INSTRUCTIONS FOR THE TASK:
Take every line from the listing below that includes "object" and copy it.
* START DATA FOR THE TASK *
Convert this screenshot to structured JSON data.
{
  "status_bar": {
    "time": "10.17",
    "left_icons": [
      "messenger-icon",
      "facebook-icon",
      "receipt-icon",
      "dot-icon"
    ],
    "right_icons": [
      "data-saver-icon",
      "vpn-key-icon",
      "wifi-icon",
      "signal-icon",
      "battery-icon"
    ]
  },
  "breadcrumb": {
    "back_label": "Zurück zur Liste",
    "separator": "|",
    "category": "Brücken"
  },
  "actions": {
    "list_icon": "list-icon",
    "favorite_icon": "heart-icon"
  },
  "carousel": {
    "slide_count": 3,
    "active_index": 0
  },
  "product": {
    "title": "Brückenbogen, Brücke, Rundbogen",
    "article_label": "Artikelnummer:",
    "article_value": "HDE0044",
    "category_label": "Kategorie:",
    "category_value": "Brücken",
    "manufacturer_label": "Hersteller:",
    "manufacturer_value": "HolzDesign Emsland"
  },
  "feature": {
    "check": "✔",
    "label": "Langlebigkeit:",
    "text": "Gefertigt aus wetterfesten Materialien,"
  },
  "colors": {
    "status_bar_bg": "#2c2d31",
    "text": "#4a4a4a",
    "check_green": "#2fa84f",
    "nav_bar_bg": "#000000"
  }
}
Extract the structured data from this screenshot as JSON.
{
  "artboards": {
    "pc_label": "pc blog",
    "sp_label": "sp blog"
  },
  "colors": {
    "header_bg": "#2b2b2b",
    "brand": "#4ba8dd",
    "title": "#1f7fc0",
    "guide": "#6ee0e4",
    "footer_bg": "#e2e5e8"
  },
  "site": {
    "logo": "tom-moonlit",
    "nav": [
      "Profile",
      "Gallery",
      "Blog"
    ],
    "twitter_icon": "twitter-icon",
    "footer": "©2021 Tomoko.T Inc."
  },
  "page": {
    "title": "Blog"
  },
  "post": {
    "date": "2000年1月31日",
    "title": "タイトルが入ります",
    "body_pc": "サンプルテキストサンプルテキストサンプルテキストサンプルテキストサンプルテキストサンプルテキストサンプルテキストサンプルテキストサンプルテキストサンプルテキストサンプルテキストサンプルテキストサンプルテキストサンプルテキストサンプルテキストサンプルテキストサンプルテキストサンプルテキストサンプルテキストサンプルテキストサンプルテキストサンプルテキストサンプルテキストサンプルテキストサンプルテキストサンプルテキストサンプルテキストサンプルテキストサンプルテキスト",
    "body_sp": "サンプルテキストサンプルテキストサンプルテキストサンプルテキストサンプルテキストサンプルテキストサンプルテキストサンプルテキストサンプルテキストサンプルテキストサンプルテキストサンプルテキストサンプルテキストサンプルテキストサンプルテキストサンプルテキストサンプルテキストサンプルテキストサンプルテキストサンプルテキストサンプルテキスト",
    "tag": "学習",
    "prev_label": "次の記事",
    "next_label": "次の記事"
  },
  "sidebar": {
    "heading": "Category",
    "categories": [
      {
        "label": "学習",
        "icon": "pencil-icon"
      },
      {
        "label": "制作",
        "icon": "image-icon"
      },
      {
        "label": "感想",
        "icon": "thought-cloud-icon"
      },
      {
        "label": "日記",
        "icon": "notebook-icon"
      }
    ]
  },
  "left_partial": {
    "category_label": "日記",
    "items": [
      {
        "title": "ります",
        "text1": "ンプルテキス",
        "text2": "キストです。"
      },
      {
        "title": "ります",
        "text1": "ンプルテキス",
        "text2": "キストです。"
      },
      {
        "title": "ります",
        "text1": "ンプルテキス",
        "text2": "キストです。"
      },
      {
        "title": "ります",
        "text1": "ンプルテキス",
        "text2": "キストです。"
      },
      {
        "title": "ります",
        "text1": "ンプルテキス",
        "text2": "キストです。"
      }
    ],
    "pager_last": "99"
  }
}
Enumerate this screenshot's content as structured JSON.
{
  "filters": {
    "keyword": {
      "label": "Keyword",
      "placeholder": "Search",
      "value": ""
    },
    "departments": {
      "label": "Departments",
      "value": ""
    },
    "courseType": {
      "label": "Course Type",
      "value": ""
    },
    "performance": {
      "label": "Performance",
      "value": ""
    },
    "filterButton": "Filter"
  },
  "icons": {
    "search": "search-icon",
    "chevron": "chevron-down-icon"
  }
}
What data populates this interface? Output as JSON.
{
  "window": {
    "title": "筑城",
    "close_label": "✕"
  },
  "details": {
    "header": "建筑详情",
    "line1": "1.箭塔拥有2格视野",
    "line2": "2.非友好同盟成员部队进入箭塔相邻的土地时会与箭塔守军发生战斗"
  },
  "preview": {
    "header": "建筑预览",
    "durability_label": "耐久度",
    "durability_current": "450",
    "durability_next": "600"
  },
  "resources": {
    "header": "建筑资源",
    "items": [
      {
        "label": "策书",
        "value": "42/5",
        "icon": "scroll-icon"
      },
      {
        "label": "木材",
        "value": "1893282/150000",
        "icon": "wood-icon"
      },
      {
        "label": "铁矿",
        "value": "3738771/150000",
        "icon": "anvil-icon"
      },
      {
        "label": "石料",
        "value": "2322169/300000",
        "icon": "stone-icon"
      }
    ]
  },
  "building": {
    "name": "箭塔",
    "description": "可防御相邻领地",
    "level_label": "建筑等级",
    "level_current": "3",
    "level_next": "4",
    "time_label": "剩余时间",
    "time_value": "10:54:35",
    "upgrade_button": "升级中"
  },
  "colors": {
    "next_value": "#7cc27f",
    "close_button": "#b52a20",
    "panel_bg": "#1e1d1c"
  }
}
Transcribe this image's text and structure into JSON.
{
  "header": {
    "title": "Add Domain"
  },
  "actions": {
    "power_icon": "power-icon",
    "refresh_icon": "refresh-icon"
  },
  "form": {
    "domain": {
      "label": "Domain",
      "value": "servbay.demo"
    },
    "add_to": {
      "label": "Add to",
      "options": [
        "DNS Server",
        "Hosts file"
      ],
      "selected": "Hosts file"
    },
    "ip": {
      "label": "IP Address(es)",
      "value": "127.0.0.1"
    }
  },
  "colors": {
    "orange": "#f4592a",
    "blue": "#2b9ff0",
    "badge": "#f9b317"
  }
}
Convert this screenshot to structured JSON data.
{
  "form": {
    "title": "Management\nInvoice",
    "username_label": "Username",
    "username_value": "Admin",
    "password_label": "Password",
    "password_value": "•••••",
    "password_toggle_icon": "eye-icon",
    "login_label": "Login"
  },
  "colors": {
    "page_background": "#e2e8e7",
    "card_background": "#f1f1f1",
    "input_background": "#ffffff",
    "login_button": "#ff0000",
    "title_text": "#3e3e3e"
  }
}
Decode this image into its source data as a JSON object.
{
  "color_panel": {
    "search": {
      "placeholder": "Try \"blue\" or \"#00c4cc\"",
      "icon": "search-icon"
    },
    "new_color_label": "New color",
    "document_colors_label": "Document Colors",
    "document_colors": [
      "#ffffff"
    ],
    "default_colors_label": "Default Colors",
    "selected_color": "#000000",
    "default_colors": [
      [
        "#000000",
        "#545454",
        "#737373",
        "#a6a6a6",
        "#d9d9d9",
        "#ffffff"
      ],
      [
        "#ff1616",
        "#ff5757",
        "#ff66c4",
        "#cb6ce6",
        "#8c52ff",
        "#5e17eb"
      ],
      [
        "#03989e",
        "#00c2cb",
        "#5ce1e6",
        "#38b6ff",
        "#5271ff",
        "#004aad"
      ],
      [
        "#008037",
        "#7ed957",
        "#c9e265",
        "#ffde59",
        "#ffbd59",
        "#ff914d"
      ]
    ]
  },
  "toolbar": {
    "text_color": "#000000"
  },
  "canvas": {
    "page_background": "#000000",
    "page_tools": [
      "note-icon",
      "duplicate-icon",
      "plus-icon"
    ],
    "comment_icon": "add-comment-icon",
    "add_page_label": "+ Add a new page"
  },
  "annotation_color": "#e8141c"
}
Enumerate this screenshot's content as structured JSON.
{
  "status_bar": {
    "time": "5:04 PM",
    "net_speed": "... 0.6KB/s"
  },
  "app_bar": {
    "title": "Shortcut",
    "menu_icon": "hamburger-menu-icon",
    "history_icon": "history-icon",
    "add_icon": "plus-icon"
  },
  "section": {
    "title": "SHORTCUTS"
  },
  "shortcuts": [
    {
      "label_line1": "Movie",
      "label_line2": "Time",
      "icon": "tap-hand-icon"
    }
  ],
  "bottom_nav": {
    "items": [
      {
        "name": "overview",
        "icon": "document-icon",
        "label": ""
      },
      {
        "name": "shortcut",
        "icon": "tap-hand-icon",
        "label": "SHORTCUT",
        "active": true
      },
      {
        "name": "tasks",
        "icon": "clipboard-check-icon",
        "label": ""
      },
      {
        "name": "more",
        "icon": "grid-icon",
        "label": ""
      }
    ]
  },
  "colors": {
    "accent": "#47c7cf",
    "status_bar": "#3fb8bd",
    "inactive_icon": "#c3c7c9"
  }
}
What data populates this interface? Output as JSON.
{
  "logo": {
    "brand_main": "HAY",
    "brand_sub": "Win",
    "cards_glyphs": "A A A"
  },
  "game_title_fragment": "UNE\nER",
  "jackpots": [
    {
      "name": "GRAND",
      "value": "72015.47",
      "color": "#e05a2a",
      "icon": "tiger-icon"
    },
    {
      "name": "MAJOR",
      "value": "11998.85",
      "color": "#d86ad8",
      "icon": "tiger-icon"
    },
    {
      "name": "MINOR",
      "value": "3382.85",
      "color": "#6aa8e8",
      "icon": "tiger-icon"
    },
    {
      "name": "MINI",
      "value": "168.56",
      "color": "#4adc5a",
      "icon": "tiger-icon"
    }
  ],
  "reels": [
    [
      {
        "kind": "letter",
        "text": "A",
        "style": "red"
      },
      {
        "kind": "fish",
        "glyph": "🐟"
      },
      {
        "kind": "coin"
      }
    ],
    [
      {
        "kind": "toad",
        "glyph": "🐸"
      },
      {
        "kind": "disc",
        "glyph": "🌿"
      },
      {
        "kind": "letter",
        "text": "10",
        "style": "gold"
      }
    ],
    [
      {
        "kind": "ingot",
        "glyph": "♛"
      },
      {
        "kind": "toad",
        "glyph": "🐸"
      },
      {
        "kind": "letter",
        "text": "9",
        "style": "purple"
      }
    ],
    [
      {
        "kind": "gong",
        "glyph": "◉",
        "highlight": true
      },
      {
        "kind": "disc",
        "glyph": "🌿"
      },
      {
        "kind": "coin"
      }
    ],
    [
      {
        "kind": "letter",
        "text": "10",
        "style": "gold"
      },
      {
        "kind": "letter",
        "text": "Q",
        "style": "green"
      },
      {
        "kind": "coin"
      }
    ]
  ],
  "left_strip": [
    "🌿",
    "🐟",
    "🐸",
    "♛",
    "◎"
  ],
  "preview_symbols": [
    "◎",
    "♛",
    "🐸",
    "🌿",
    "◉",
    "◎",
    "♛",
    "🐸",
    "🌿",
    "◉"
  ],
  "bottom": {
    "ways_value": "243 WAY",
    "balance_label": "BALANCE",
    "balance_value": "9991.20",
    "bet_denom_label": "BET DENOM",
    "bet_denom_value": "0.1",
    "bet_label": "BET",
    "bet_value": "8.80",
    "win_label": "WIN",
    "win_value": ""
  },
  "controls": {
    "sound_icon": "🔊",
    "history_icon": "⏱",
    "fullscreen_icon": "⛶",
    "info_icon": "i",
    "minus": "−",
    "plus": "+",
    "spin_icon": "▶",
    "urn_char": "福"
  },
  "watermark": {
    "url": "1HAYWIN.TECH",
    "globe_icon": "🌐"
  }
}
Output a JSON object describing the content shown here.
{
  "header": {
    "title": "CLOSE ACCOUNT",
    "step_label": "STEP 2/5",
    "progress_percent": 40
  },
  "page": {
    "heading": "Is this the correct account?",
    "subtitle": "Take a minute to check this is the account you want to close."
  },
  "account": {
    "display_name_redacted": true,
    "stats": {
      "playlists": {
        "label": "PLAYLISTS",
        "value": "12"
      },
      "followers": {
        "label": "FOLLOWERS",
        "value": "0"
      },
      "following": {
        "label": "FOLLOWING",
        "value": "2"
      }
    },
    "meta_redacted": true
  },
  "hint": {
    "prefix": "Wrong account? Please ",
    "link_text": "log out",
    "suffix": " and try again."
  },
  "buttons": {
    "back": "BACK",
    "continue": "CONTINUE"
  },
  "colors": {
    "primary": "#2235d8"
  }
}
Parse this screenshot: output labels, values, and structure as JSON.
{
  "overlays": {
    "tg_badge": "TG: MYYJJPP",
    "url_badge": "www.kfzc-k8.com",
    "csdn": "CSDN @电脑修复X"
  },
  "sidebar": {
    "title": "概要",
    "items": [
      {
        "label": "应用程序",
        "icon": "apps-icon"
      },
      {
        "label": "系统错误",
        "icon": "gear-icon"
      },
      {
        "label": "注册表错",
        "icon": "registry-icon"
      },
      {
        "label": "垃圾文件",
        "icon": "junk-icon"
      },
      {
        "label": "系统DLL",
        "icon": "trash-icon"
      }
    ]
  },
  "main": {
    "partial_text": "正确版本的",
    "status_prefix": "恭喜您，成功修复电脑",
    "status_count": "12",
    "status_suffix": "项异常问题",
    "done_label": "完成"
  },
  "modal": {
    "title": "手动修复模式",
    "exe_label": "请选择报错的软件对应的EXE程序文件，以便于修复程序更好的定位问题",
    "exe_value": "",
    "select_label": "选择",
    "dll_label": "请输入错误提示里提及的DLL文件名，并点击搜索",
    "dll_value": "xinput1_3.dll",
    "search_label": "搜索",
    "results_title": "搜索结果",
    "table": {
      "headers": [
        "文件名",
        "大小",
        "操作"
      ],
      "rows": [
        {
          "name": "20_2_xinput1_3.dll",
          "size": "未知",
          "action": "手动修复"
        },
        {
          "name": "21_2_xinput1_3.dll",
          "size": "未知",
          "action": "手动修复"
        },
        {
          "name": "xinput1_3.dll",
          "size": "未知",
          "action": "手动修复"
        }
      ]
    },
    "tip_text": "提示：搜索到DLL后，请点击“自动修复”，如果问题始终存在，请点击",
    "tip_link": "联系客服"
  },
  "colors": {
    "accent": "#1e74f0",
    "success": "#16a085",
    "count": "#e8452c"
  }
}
* END DATA FOR THE TASK *
EXERCISE RESULT:
Decode this image into its source data as a JSON object.
Output a JSON object describing the content shown here.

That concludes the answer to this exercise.